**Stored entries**
>>>>
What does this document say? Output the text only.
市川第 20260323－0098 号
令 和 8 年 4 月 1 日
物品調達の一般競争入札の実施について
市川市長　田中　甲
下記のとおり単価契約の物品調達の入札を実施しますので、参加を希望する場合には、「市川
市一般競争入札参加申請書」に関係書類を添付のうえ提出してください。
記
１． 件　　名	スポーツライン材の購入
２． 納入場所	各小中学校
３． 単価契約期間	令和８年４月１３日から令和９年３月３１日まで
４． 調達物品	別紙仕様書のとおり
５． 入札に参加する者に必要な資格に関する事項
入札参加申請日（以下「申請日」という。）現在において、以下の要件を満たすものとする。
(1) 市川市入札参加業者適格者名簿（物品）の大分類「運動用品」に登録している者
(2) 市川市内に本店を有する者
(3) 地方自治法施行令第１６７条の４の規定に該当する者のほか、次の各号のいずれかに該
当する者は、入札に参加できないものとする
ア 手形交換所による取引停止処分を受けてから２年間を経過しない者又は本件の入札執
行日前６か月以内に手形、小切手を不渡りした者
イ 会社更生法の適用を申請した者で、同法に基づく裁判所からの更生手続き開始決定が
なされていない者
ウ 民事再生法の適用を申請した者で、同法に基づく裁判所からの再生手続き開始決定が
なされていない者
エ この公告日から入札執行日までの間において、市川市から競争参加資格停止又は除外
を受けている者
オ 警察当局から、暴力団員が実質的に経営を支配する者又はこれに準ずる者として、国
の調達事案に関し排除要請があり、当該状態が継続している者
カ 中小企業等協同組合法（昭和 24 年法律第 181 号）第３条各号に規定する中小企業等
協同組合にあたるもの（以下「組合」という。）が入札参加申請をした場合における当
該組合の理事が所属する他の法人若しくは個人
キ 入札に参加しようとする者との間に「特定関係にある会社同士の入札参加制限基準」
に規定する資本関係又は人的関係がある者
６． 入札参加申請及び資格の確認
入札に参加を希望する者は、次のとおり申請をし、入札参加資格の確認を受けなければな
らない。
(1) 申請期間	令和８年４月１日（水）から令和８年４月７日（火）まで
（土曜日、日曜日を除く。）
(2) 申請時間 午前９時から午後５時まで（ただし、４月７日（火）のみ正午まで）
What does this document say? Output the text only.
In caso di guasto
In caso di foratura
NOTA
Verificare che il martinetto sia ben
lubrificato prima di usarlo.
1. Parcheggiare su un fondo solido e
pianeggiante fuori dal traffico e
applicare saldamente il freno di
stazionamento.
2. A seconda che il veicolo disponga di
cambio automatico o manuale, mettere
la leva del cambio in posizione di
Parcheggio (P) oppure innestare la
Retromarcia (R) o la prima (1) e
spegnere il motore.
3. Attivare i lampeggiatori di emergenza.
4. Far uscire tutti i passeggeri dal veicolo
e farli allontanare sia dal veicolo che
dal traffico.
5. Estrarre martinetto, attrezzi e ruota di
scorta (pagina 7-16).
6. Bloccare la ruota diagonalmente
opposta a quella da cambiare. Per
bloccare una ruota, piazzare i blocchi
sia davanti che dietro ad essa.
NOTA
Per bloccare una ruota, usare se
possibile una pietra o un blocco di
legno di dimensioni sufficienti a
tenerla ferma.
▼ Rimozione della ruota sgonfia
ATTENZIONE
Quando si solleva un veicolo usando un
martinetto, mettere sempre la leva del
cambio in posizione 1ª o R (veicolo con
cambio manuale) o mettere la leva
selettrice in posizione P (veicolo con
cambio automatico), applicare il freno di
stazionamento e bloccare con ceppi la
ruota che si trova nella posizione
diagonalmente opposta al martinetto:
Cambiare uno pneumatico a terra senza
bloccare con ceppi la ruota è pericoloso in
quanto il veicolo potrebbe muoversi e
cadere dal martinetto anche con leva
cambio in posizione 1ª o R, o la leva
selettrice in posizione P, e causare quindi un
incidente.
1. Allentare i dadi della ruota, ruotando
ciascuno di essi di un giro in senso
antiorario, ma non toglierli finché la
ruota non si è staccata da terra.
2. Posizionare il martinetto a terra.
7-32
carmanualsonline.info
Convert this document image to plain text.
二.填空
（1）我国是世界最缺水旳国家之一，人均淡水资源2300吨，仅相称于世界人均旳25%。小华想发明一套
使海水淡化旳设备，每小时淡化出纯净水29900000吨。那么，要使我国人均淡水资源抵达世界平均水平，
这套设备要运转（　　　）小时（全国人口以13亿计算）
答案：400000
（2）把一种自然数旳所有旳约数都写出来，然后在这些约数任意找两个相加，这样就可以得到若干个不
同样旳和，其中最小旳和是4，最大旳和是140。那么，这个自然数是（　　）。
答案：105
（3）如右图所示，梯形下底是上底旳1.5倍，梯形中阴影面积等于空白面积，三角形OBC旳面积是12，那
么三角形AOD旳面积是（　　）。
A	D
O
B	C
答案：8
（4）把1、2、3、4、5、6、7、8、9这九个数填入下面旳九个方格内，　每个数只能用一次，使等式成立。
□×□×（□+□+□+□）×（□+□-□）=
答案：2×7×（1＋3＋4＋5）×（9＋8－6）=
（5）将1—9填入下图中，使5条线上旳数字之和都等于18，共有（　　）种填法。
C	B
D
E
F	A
<<<<
**TASK DIRECTIONS**
Copy the data above in full, character for character.

**SOLUTION BELOW**
What does this document say? Output the text only.
市川第 20260323－0098 号
令 和 8 年 4 月 1 日
物品調達の一般競争入札の実施について
市川市長　田中　甲
下記のとおり単価契約の物品調達の入札を実施しますので、参加を希望する場合には、「市川
市一般競争入札参加申請書」に関係書類を添付のうえ提出してください。
記
１． 件　　名	スポーツライン材の購入
２． 納入場所	各小中学校
３． 単価契約期間	令和８年４月１３日から令和９年３月３１日まで
４． 調達物品	別紙仕様書のとおり
５． 入札に参加する者に必要な資格に関する事項
入札参加申請日（以下「申請日」という。）現在において、以下の要件を満たすものとする。
(1) 市川市入札参加業者適格者名簿（物品）の大分類「運動用品」に登録している者
(2) 市川市内に本店を有する者
(3) 地方自治法施行令第１６７条の４の規定に該当する者のほか、次の各号のいずれかに該
当する者は、入札に参加できないものとする
ア 手形交換所による取引停止処分を受けてから２年間を経過しない者又は本件の入札執
行日前６か月以内に手形、小切手を不渡りした者
イ 会社更生法の適用を申請した者で、同法に基づく裁判所からの更生手続き開始決定が
なされていない者
ウ 民事再生法の適用を申請した者で、同法に基づく裁判所からの再生手続き開始決定が
なされていない者
エ この公告日から入札執行日までの間において、市川市から競争参加資格停止又は除外
を受けている者
オ 警察当局から、暴力団員が実質的に経営を支配する者又はこれに準ずる者として、国
の調達事案に関し排除要請があり、当該状態が継続している者
カ 中小企業等協同組合法（昭和 24 年法律第 181 号）第３条各号に規定する中小企業等
協同組合にあたるもの（以下「組合」という。）が入札参加申請をした場合における当
該組合の理事が所属する他の法人若しくは個人
キ 入札に参加しようとする者との間に「特定関係にある会社同士の入札参加制限基準」
に規定する資本関係又は人的関係がある者
６． 入札参加申請及び資格の確認
入札に参加を希望する者は、次のとおり申請をし、入札参加資格の確認を受けなければな
らない。
(1) 申請期間	令和８年４月１日（水）から令和８年４月７日（火）まで
（土曜日、日曜日を除く。）
(2) 申請時間 午前９時から午後５時まで（ただし、４月７日（火）のみ正午まで）
What does this document say? Output the text only.
In caso di guasto
In caso di foratura
NOTA
Verificare che il martinetto sia ben
lubrificato prima di usarlo.
1. Parcheggiare su un fondo solido e
pianeggiante fuori dal traffico e
applicare saldamente il freno di
stazionamento.
2. A seconda che il veicolo disponga di
cambio automatico o manuale, mettere
la leva del cambio in posizione di
Parcheggio (P) oppure innestare la
Retromarcia (R) o la prima (1) e
spegnere il motore.
3. Attivare i lampeggiatori di emergenza.
4. Far uscire tutti i passeggeri dal veicolo
e farli allontanare sia dal veicolo che
dal traffico.
5. Estrarre martinetto, attrezzi e ruota di
scorta (pagina 7-16).
6. Bloccare la ruota diagonalmente
opposta a quella da cambiare. Per
bloccare una ruota, piazzare i blocchi
sia davanti che dietro ad essa.
NOTA
Per bloccare una ruota, usare se
possibile una pietra o un blocco di
legno di dimensioni sufficienti a
tenerla ferma.
▼ Rimozione della ruota sgonfia
ATTENZIONE
Quando si solleva un veicolo usando un
martinetto, mettere sempre la leva del
cambio in posizione 1ª o R (veicolo con
cambio manuale) o mettere la leva
selettrice in posizione P (veicolo con
cambio automatico), applicare il freno di
stazionamento e bloccare con ceppi la
ruota che si trova nella posizione
diagonalmente opposta al martinetto:
Cambiare uno pneumatico a terra senza
bloccare con ceppi la ruota è pericoloso in
quanto il veicolo potrebbe muoversi e
cadere dal martinetto anche con leva
cambio in posizione 1ª o R, o la leva
selettrice in posizione P, e causare quindi un
incidente.
1. Allentare i dadi della ruota, ruotando
ciascuno di essi di un giro in senso
antiorario, ma non toglierli finché la
ruota non si è staccata da terra.
2. Posizionare il martinetto a terra.
7-32
carmanualsonline.info
Convert this document image to plain text.
二.填空
（1）我国是世界最缺水旳国家之一，人均淡水资源2300吨，仅相称于世界人均旳25%。小华想发明一套
使海水淡化旳设备，每小时淡化出纯净水29900000吨。那么，要使我国人均淡水资源抵达世界平均水平，
这套设备要运转（　　　）小时（全国人口以13亿计算）
答案：400000
（2）把一种自然数旳所有旳约数都写出来，然后在这些约数任意找两个相加，这样就可以得到若干个不
同样旳和，其中最小旳和是4，最大旳和是140。那么，这个自然数是（　　）。
答案：105
（3）如右图所示，梯形下底是上底旳1.5倍，梯形中阴影面积等于空白面积，三角形OBC旳面积是12，那
么三角形AOD旳面积是（　　）。
A	D
O
B	C
答案：8
（4）把1、2、3、4、5、6、7、8、9这九个数填入下面旳九个方格内，　每个数只能用一次，使等式成立。
□×□×（□+□+□+□）×（□+□-□）=
答案：2×7×（1＋3＋4＋5）×（9＋8－6）=
（5）将1—9填入下图中，使5条线上旳数字之和都等于18，共有（　　）种填法。
C	B
D
E
F	A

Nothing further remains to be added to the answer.